» **Aim**:
The listing below is to be output in its exact form.

» **Records provided**:
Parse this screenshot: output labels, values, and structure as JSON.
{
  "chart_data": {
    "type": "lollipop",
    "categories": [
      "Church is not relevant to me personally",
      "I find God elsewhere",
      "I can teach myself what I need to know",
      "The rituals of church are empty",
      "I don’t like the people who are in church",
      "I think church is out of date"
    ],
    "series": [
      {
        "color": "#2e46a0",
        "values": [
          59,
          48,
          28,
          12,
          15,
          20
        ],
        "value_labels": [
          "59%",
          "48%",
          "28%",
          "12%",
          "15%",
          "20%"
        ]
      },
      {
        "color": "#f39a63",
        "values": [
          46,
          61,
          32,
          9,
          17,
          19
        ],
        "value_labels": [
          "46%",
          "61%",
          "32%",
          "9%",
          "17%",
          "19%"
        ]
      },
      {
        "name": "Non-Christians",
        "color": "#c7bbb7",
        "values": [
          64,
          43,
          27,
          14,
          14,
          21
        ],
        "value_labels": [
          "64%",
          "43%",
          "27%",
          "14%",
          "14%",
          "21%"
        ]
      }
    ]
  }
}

» **Answer to this problem**:
Parse this screenshot: output labels, values, and structure as JSON.
{
  "chart_data": {
    "type": "lollipop",
    "categories": [
      "Church is not relevant to me personally",
      "I find God elsewhere",
      "I can teach myself what I need to know",
      "The rituals of church are empty",
      "I don’t like the people who are in church",
      "I think church is out of date"
    ],
    "series": [
      {
        "color": "#2e46a0",
        "values": [
          59,
          48,
          28,
          12,
          15,
          20
        ],
        "value_labels": [
          "59%",
          "48%",
          "28%",
          "12%",
          "15%",
          "20%"
        ]
      },
      {
        "color": "#f39a63",
        "values": [
          46,
          61,
          32,
          9,
          17,
          19
        ],
        "value_labels": [
          "46%",
          "61%",
          "32%",
          "9%",
          "17%",
          "19%"
        ]
      },
      {
        "name": "Non-Christians",
        "color": "#c7bbb7",
        "values": [
          64,
          43,
          27,
          14,
          14,
          21
        ],
        "value_labels": [
          "64%",
          "43%",
          "27%",
          "14%",
          "14%",
          "21%"
        ]
      }
    ]
  }
}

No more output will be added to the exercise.